• _Exercise instructions_:
Give the number of lines that include the word "milliers", nothing more.

========

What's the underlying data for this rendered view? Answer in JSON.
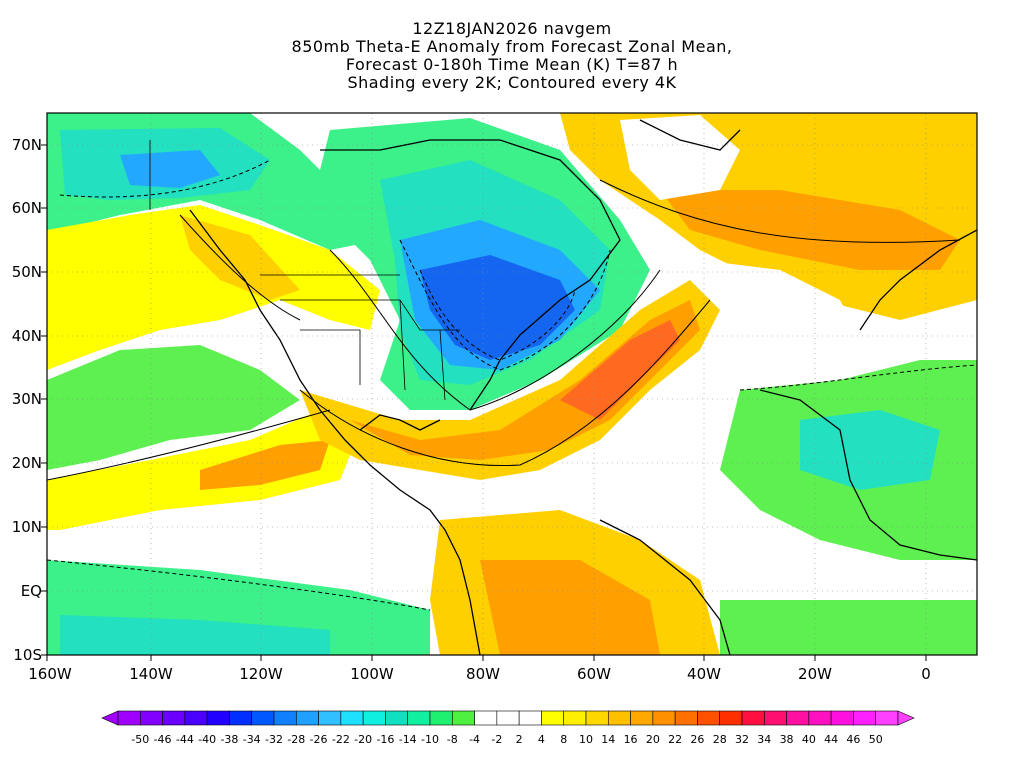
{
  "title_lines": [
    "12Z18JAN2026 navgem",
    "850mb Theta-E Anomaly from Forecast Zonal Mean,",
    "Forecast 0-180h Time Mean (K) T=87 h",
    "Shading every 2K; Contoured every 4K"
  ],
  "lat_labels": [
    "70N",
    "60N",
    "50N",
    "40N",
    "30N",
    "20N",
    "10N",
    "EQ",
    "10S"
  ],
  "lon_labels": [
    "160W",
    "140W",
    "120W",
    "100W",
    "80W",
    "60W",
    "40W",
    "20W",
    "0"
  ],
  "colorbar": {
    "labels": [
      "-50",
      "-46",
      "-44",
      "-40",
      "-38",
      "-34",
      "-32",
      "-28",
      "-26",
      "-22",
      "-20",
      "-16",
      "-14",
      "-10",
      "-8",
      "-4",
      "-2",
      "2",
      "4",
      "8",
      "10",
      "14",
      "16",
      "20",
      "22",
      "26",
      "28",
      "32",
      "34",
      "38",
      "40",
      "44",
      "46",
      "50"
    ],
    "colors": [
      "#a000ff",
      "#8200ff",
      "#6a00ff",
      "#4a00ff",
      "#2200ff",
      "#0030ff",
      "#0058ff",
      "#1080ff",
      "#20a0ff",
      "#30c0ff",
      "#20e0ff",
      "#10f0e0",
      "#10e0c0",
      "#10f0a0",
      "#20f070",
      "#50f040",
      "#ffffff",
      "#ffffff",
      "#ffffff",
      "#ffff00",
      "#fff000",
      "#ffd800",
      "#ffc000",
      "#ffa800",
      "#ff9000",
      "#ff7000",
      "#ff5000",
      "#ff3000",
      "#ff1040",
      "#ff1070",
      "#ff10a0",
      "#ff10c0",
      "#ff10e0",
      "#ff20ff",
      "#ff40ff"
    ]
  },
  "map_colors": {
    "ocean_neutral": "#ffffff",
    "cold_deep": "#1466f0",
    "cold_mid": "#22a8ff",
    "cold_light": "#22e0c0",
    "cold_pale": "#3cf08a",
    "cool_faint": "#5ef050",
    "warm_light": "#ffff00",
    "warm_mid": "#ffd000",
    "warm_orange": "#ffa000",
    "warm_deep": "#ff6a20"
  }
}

========

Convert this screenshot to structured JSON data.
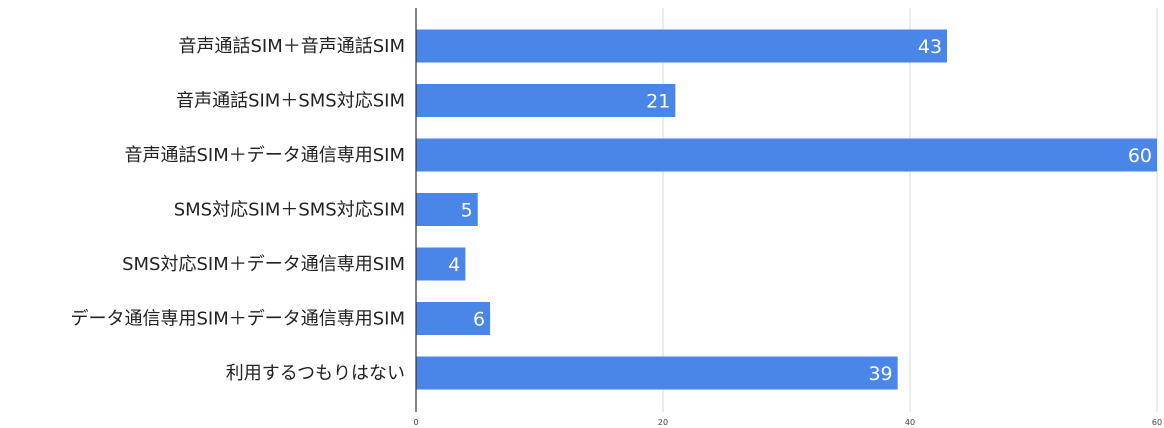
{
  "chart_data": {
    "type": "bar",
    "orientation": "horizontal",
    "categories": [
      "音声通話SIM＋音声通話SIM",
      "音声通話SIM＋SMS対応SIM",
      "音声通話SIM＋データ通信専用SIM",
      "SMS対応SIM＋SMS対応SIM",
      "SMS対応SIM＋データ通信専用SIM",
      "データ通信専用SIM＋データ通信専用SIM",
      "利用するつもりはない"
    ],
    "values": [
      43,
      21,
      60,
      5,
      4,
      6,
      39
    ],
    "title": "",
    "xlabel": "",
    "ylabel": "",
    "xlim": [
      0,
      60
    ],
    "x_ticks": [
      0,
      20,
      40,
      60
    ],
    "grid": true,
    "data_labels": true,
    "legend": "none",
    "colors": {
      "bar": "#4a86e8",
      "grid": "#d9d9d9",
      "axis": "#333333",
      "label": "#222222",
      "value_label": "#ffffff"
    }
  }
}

========

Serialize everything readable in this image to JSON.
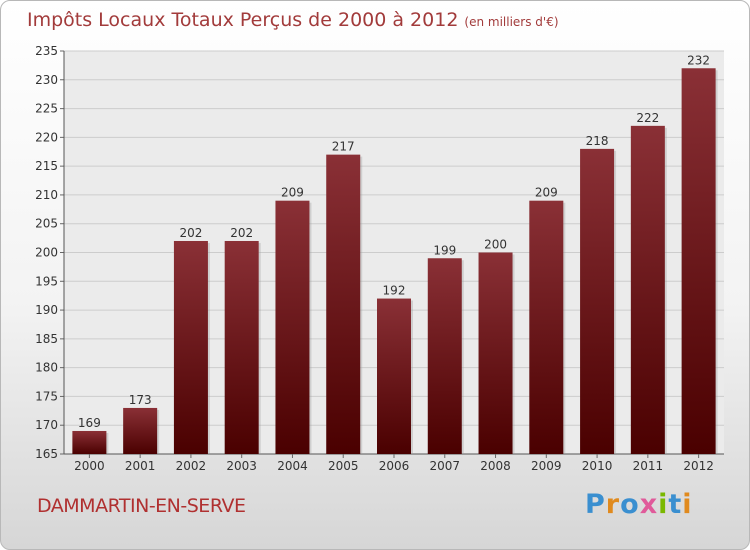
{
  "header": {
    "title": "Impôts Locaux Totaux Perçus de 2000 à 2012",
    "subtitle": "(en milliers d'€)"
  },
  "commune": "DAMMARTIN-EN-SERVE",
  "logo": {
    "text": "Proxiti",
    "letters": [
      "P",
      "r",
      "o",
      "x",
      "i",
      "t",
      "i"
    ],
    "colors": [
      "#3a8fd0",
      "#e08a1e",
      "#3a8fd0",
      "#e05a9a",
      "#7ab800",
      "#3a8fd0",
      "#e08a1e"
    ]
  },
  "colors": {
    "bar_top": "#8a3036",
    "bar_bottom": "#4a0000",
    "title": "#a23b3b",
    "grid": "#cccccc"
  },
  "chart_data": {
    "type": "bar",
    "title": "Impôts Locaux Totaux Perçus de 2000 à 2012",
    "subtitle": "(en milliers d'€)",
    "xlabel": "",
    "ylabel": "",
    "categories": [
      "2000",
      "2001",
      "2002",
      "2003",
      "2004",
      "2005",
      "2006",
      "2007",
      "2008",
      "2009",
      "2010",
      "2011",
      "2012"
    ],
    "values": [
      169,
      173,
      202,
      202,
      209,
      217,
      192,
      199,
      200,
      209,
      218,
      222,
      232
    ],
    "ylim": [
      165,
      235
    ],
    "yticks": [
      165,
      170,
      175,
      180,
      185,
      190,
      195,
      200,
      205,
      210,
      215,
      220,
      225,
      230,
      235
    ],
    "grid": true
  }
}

========

• _Problem solution_:
2